=== Set exercise ===
Copy out the entries exactly, from the first line to the last.

=== Material for this exercise ===
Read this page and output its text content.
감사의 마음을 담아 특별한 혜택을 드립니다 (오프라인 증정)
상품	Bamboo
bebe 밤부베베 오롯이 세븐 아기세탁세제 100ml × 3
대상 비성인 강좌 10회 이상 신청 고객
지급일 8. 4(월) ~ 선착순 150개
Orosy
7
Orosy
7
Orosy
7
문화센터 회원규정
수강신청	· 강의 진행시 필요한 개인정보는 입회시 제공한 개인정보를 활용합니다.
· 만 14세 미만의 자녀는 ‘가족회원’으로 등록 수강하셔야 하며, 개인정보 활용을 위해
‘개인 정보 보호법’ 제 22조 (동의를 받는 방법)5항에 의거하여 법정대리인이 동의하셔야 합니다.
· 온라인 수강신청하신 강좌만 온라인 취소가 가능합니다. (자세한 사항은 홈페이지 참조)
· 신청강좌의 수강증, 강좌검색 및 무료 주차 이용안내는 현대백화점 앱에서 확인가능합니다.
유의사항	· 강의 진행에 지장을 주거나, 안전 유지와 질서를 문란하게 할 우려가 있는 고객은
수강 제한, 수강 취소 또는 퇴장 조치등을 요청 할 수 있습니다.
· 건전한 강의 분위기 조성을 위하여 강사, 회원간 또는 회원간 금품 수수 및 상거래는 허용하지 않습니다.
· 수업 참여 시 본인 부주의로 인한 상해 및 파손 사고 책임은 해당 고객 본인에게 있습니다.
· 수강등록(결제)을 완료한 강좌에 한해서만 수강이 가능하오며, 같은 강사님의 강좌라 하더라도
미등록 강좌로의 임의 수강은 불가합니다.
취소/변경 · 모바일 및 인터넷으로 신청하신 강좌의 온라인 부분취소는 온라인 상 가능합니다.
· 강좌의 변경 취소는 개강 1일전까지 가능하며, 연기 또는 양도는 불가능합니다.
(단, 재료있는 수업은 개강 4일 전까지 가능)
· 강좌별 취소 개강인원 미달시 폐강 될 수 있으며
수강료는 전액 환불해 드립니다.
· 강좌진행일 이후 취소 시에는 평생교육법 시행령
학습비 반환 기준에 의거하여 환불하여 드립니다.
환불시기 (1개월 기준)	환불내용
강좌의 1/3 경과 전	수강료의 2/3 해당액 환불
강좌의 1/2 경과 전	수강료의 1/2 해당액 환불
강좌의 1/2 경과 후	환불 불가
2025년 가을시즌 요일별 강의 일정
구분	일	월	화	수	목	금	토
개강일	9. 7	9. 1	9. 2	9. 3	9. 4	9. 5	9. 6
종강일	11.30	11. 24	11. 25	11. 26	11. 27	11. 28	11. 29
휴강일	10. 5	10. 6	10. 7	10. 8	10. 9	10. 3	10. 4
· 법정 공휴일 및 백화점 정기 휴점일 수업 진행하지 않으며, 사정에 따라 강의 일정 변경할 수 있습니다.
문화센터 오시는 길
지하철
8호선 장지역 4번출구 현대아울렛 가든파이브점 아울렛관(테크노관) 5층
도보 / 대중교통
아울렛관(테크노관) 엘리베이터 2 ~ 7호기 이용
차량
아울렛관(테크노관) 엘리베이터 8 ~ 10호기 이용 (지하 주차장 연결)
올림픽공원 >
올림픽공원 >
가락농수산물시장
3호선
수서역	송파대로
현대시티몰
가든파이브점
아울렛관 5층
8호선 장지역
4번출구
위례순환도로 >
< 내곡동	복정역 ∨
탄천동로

=== Output of the exercise ===
Read this page and output its text content.
감사의 마음을 담아 특별한 혜택을 드립니다 (오프라인 증정)
상품	Bamboo
bebe 밤부베베 오롯이 세븐 아기세탁세제 100ml × 3
대상 비성인 강좌 10회 이상 신청 고객
지급일 8. 4(월) ~ 선착순 150개
Orosy
7
Orosy
7
Orosy
7
문화센터 회원규정
수강신청	· 강의 진행시 필요한 개인정보는 입회시 제공한 개인정보를 활용합니다.
· 만 14세 미만의 자녀는 ‘가족회원’으로 등록 수강하셔야 하며, 개인정보 활용을 위해
‘개인 정보 보호법’ 제 22조 (동의를 받는 방법)5항에 의거하여 법정대리인이 동의하셔야 합니다.
· 온라인 수강신청하신 강좌만 온라인 취소가 가능합니다. (자세한 사항은 홈페이지 참조)
· 신청강좌의 수강증, 강좌검색 및 무료 주차 이용안내는 현대백화점 앱에서 확인가능합니다.
유의사항	· 강의 진행에 지장을 주거나, 안전 유지와 질서를 문란하게 할 우려가 있는 고객은
수강 제한, 수강 취소 또는 퇴장 조치등을 요청 할 수 있습니다.
· 건전한 강의 분위기 조성을 위하여 강사, 회원간 또는 회원간 금품 수수 및 상거래는 허용하지 않습니다.
· 수업 참여 시 본인 부주의로 인한 상해 및 파손 사고 책임은 해당 고객 본인에게 있습니다.
· 수강등록(결제)을 완료한 강좌에 한해서만 수강이 가능하오며, 같은 강사님의 강좌라 하더라도
미등록 강좌로의 임의 수강은 불가합니다.
취소/변경 · 모바일 및 인터넷으로 신청하신 강좌의 온라인 부분취소는 온라인 상 가능합니다.
· 강좌의 변경 취소는 개강 1일전까지 가능하며, 연기 또는 양도는 불가능합니다.
(단, 재료있는 수업은 개강 4일 전까지 가능)
· 강좌별 취소 개강인원 미달시 폐강 될 수 있으며
수강료는 전액 환불해 드립니다.
· 강좌진행일 이후 취소 시에는 평생교육법 시행령
학습비 반환 기준에 의거하여 환불하여 드립니다.
환불시기 (1개월 기준)	환불내용
강좌의 1/3 경과 전	수강료의 2/3 해당액 환불
강좌의 1/2 경과 전	수강료의 1/2 해당액 환불
강좌의 1/2 경과 후	환불 불가
2025년 가을시즌 요일별 강의 일정
구분	일	월	화	수	목	금	토
개강일	9. 7	9. 1	9. 2	9. 3	9. 4	9. 5	9. 6
종강일	11.30	11. 24	11. 25	11. 26	11. 27	11. 28	11. 29
휴강일	10. 5	10. 6	10. 7	10. 8	10. 9	10. 3	10. 4
· 법정 공휴일 및 백화점 정기 휴점일 수업 진행하지 않으며, 사정에 따라 강의 일정 변경할 수 있습니다.
문화센터 오시는 길
지하철
8호선 장지역 4번출구 현대아울렛 가든파이브점 아울렛관(테크노관) 5층
도보 / 대중교통
아울렛관(테크노관) 엘리베이터 2 ~ 7호기 이용
차량
아울렛관(테크노관) 엘리베이터 8 ~ 10호기 이용 (지하 주차장 연결)
올림픽공원 >
올림픽공원 >
가락농수산물시장
3호선
수서역	송파대로
현대시티몰
가든파이브점
아울렛관 5층
8호선 장지역
4번출구
위례순환도로 >
< 내곡동	복정역 ∨
탄천동로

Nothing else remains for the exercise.